▸ Extracted text
---
It is also noteworthy, I believe, that we find here no response of gratitude by the servant to his master for the forgiveness shown him. Instead, “when that servant went out, he found one of his fellow servants who owed him a hundred denarii. He grabbed him and began to choke him. ‘Pay back what you own me!’ he demanded” (vs. 28). We can see right away, from the violence with which he accosts his debtor, that the forgiven servant was not humbled, or affected spiritually in any way by being forgiven. It is as if he did not understand the value of the great mercy he had been shown. Now, the amount owed him, “a hundred denarii”, though not insignificant, was much, much less than what he owed his master. A denari was typically the amount of wages paid for a day’s work. So he was owed, at most, in the thousands of dollars (“a hundred denarii”), while he had owed his master millions of dollars (“ten thousand talents”).
The debtor plead his case: “His fellow servant fell to his knees and begged him, ‘Be patient with me, and I will pay you back’” (vs. 29). Would not this plea have brought to mind his own to his master? The main difference between the pleas is that the servant’s debtor actually did have a possibility of paying back the debt, whereas the forgiven servant owed so much that there really was no chance that he could repay such a sum.
The forgiven servant showed no mercy: “But he refused. Instead, he went off and had the man thrown into prison until he could pay the debt” (vs. 30). This parable is so accurate in its depiction of human nature. We are so ready to accept forgiveness from God. In fact, we act as though somehow God owes us His forgiveness. And then, by our subsequent actions, we demonstrate that we do not fully appreciate all that God has done for us. We are so ready to condemn our brothers, and hold grudges, for the wrongs they do us, rather than forgive them.
---
▸ Record excerpts

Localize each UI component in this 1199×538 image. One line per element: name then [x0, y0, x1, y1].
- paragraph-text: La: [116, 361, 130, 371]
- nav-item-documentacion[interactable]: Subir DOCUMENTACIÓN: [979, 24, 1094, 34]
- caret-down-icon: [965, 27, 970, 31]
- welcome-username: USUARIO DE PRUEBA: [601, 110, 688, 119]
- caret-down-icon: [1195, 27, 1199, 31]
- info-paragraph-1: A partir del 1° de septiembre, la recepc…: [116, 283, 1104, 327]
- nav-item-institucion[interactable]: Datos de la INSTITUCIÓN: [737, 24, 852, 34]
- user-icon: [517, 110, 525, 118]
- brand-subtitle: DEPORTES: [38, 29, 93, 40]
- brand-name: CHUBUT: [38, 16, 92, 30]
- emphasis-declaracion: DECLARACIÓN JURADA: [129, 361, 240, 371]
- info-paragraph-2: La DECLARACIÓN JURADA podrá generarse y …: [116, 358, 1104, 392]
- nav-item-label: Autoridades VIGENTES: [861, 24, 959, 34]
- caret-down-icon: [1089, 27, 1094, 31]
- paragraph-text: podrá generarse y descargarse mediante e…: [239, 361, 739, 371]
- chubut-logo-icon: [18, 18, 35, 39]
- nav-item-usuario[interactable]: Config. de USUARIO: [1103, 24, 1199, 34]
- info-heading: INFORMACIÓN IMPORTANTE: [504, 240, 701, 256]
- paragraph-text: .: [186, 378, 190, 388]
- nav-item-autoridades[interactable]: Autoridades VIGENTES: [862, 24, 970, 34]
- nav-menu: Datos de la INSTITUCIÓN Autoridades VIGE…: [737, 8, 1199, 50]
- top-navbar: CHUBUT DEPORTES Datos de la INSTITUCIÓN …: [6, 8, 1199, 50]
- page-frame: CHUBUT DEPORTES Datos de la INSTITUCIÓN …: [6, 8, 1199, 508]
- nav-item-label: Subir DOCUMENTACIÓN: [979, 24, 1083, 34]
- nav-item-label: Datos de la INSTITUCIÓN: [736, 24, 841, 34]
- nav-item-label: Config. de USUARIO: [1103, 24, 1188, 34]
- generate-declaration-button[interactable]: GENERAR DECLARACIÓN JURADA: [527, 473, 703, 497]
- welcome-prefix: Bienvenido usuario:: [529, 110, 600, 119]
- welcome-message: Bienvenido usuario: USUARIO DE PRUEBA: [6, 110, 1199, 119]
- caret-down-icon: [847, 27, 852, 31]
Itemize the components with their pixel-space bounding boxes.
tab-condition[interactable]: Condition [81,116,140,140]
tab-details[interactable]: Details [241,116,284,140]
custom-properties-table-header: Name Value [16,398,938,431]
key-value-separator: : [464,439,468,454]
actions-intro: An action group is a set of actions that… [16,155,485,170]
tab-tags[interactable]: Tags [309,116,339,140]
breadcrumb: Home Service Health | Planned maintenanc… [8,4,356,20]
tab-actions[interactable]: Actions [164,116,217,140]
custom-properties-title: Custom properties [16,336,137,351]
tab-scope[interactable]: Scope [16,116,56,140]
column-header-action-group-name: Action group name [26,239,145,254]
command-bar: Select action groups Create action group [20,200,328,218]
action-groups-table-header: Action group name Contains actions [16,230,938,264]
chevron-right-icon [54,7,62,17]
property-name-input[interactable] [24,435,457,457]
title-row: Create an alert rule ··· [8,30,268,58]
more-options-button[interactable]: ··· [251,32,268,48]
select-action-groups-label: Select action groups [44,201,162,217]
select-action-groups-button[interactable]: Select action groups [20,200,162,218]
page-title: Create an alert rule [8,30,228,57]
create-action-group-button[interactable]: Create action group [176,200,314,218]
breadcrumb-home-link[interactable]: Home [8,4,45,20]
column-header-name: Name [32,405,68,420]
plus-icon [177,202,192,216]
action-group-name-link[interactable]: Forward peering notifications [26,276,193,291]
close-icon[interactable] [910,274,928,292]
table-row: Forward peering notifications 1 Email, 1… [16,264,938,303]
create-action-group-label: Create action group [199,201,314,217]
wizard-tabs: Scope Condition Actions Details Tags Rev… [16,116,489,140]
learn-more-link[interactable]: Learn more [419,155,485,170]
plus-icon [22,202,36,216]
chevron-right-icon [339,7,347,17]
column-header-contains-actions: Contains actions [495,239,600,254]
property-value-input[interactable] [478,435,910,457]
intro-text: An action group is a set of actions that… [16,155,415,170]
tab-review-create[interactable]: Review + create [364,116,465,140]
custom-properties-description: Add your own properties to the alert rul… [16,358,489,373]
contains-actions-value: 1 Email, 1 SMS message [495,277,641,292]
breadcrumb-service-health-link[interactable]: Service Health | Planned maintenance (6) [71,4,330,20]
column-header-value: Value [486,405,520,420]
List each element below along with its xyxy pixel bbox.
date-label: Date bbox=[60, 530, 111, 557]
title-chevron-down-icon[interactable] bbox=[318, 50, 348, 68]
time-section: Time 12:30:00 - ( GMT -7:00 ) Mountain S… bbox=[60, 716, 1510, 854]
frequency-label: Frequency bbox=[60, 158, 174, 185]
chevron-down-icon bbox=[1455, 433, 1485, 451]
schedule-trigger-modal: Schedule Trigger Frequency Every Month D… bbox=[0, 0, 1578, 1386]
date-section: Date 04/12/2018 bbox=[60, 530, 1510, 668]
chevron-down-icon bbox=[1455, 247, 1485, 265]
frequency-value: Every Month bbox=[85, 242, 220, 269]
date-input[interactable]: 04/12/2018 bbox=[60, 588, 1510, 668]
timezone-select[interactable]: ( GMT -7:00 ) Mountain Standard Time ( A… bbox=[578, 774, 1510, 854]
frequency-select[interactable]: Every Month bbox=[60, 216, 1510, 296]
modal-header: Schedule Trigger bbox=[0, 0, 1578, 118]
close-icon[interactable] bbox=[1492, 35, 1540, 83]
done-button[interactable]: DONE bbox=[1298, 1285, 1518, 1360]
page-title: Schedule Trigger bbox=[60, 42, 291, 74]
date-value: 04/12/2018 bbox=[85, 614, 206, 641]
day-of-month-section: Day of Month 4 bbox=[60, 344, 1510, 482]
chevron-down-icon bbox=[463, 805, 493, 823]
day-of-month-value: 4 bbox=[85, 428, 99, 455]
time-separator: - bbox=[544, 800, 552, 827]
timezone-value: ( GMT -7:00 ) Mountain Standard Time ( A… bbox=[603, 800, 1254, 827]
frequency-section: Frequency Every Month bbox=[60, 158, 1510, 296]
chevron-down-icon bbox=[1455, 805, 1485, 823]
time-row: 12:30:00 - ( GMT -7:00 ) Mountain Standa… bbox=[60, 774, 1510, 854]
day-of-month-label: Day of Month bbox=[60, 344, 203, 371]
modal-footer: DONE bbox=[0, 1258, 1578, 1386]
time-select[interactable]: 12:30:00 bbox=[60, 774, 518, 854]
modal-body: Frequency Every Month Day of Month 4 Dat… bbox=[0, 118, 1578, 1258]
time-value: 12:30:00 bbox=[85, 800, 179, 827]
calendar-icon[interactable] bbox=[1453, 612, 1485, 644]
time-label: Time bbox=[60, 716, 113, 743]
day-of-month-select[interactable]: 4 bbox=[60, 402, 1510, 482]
---
▸ Things to do
A: Which verse references does the text about the parable of the forgiven servant cite? List each one.
B: Repeat word for word the part of the text about the parable of the forgiven servant that opens with the words containing "The forgiven servant showed" and closes with "than forgive them.".

▸ Outputs by task
A:
vs. 28
vs. 29
vs. 30

B:
The forgiven servant showed no mercy: “But he refused. Instead, he went off and had the man thrown into prison until he could pay the debt” (vs. 30). This parable is so accurate in its depiction of human nature. We are so ready to accept forgiveness from God. In fact, we act as though somehow God owes us His forgiveness. And then, by our subsequent actions, we demonstrate that we do not fully appreciate all that God has done for us. We are so ready to condemn our brothers, and hold grudges, for the wrongs they do us, rather than forgive them.